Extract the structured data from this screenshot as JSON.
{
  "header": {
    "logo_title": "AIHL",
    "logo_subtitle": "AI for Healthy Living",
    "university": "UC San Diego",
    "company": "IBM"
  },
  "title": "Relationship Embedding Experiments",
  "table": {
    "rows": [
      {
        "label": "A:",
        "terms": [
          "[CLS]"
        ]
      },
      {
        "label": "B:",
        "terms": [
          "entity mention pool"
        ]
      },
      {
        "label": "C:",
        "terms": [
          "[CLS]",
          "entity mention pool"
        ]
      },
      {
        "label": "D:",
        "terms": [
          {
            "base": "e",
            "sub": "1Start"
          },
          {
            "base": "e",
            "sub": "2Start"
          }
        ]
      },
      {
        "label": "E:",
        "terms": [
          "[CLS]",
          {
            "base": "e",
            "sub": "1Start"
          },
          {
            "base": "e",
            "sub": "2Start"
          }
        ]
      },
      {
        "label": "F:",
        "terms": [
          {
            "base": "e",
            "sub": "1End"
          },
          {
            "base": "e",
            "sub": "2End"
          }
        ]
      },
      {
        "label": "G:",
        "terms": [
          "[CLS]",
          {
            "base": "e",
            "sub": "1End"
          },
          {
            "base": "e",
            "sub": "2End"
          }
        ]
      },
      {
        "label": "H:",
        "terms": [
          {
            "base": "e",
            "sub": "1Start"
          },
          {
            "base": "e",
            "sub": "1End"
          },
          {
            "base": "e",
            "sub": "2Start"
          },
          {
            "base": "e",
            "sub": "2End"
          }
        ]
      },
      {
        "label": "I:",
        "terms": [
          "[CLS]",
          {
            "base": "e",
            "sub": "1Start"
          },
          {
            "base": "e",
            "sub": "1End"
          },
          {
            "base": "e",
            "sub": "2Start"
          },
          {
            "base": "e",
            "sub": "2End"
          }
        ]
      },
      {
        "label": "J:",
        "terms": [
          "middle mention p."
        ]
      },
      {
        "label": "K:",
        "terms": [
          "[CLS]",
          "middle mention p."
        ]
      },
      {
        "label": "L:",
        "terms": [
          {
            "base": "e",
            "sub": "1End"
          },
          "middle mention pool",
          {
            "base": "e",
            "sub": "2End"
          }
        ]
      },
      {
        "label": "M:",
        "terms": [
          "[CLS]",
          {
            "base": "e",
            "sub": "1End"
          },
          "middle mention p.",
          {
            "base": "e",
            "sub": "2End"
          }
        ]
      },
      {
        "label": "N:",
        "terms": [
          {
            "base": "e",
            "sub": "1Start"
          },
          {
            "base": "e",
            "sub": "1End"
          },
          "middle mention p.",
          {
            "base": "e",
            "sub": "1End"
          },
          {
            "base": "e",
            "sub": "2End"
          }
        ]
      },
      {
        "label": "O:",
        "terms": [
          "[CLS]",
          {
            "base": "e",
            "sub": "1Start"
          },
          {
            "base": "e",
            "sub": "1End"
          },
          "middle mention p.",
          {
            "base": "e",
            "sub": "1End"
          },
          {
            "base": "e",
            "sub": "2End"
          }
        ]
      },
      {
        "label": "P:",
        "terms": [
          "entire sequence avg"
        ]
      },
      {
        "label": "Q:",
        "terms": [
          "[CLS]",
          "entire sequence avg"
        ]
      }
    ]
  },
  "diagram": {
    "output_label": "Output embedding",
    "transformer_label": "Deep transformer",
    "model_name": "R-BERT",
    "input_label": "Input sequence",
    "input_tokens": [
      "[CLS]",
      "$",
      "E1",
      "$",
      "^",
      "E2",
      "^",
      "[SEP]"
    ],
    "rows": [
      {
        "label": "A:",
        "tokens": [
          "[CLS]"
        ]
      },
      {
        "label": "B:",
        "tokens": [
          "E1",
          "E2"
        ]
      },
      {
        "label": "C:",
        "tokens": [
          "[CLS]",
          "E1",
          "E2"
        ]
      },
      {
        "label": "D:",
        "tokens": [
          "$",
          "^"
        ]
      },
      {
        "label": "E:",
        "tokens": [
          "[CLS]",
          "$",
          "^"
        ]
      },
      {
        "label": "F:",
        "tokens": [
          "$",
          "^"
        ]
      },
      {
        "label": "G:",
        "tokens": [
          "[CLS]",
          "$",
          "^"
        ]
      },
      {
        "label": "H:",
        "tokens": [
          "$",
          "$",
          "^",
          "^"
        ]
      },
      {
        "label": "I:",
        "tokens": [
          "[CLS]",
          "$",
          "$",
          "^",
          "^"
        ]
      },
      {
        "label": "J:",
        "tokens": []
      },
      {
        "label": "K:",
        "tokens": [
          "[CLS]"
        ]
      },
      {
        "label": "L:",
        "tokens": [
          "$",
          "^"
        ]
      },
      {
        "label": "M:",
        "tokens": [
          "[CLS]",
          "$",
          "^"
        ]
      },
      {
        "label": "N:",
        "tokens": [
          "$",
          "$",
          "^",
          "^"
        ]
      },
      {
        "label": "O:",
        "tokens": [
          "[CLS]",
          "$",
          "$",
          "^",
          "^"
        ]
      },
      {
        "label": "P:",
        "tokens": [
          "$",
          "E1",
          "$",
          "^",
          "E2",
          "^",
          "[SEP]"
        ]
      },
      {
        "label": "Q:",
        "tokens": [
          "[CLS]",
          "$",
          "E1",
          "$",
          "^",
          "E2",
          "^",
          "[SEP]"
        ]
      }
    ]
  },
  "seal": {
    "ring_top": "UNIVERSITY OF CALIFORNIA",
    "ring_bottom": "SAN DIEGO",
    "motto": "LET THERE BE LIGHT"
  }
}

+ + +

_Task to complete:_
Copy every line of the records word for word.

_Task output:_
Extract the structured data from this screenshot as JSON.
{
  "header": {
    "logo_title": "AIHL",
    "logo_subtitle": "AI for Healthy Living",
    "university": "UC San Diego",
    "company": "IBM"
  },
  "title": "Relationship Embedding Experiments",
  "table": {
    "rows": [
      {
        "label": "A:",
        "terms": [
          "[CLS]"
        ]
      },
      {
        "label": "B:",
        "terms": [
          "entity mention pool"
        ]
      },
      {
        "label": "C:",
        "terms": [
          "[CLS]",
          "entity mention pool"
        ]
      },
      {
        "label": "D:",
        "terms": [
          {
            "base": "e",
            "sub": "1Start"
          },
          {
            "base": "e",
            "sub": "2Start"
          }
        ]
      },
      {
        "label": "E:",
        "terms": [
          "[CLS]",
          {
            "base": "e",
            "sub": "1Start"
          },
          {
            "base": "e",
            "sub": "2Start"
          }
        ]
      },
      {
        "label": "F:",
        "terms": [
          {
            "base": "e",
            "sub": "1End"
          },
          {
            "base": "e",
            "sub": "2End"
          }
        ]
      },
      {
        "label": "G:",
        "terms": [
          "[CLS]",
          {
            "base": "e",
            "sub": "1End"
          },
          {
            "base": "e",
            "sub": "2End"
          }
        ]
      },
      {
        "label": "H:",
        "terms": [
          {
            "base": "e",
            "sub": "1Start"
          },
          {
            "base": "e",
            "sub": "1End"
          },
          {
            "base": "e",
            "sub": "2Start"
          },
          {
            "base": "e",
            "sub": "2End"
          }
        ]
      },
      {
        "label": "I:",
        "terms": [
          "[CLS]",
          {
            "base": "e",
            "sub": "1Start"
          },
          {
            "base": "e",
            "sub": "1End"
          },
          {
            "base": "e",
            "sub": "2Start"
          },
          {
            "base": "e",
            "sub": "2End"
          }
        ]
      },
      {
        "label": "J:",
        "terms": [
          "middle mention p."
        ]
      },
      {
        "label": "K:",
        "terms": [
          "[CLS]",
          "middle mention p."
        ]
      },
      {
        "label": "L:",
        "terms": [
          {
            "base": "e",
            "sub": "1End"
          },
          "middle mention pool",
          {
            "base": "e",
            "sub": "2End"
          }
        ]
      },
      {
        "label": "M:",
        "terms": [
          "[CLS]",
          {
            "base": "e",
            "sub": "1End"
          },
          "middle mention p.",
          {
            "base": "e",
            "sub": "2End"
          }
        ]
      },
      {
        "label": "N:",
        "terms": [
          {
            "base": "e",
            "sub": "1Start"
          },
          {
            "base": "e",
            "sub": "1End"
          },
          "middle mention p.",
          {
            "base": "e",
            "sub": "1End"
          },
          {
            "base": "e",
            "sub": "2End"
          }
        ]
      },
      {
        "label": "O:",
        "terms": [
          "[CLS]",
          {
            "base": "e",
            "sub": "1Start"
          },
          {
            "base": "e",
            "sub": "1End"
          },
          "middle mention p.",
          {
            "base": "e",
            "sub": "1End"
          },
          {
            "base": "e",
            "sub": "2End"
          }
        ]
      },
      {
        "label": "P:",
        "terms": [
          "entire sequence avg"
        ]
      },
      {
        "label": "Q:",
        "terms": [
          "[CLS]",
          "entire sequence avg"
        ]
      }
    ]
  },
  "diagram": {
    "output_label": "Output embedding",
    "transformer_label": "Deep transformer",
    "model_name": "R-BERT",
    "input_label": "Input sequence",
    "input_tokens": [
      "[CLS]",
      "$",
      "E1",
      "$",
      "^",
      "E2",
      "^",
      "[SEP]"
    ],
    "rows": [
      {
        "label": "A:",
        "tokens": [
          "[CLS]"
        ]
      },
      {
        "label": "B:",
        "tokens": [
          "E1",
          "E2"
        ]
      },
      {
        "label": "C:",
        "tokens": [
          "[CLS]",
          "E1",
          "E2"
        ]
      },
      {
        "label": "D:",
        "tokens": [
          "$",
          "^"
        ]
      },
      {
        "label": "E:",
        "tokens": [
          "[CLS]",
          "$",
          "^"
        ]
      },
      {
        "label": "F:",
        "tokens": [
          "$",
          "^"
        ]
      },
      {
        "label": "G:",
        "tokens": [
          "[CLS]",
          "$",
          "^"
        ]
      },
      {
        "label": "H:",
        "tokens": [
          "$",
          "$",
          "^",
          "^"
        ]
      },
      {
        "label": "I:",
        "tokens": [
          "[CLS]",
          "$",
          "$",
          "^",
          "^"
        ]
      },
      {
        "label": "J:",
        "tokens": []
      },
      {
        "label": "K:",
        "tokens": [
          "[CLS]"
        ]
      },
      {
        "label": "L:",
        "tokens": [
          "$",
          "^"
        ]
      },
      {
        "label": "M:",
        "tokens": [
          "[CLS]",
          "$",
          "^"
        ]
      },
      {
        "label": "N:",
        "tokens": [
          "$",
          "$",
          "^",
          "^"
        ]
      },
      {
        "label": "O:",
        "tokens": [
          "[CLS]",
          "$",
          "$",
          "^",
          "^"
        ]
      },
      {
        "label": "P:",
        "tokens": [
          "$",
          "E1",
          "$",
          "^",
          "E2",
          "^",
          "[SEP]"
        ]
      },
      {
        "label": "Q:",
        "tokens": [
          "[CLS]",
          "$",
          "E1",
          "$",
          "^",
          "E2",
          "^",
          "[SEP]"
        ]
      }
    ]
  },
  "seal": {
    "ring_top": "UNIVERSITY OF CALIFORNIA",
    "ring_bottom": "SAN DIEGO",
    "motto": "LET THERE BE LIGHT"
  }
}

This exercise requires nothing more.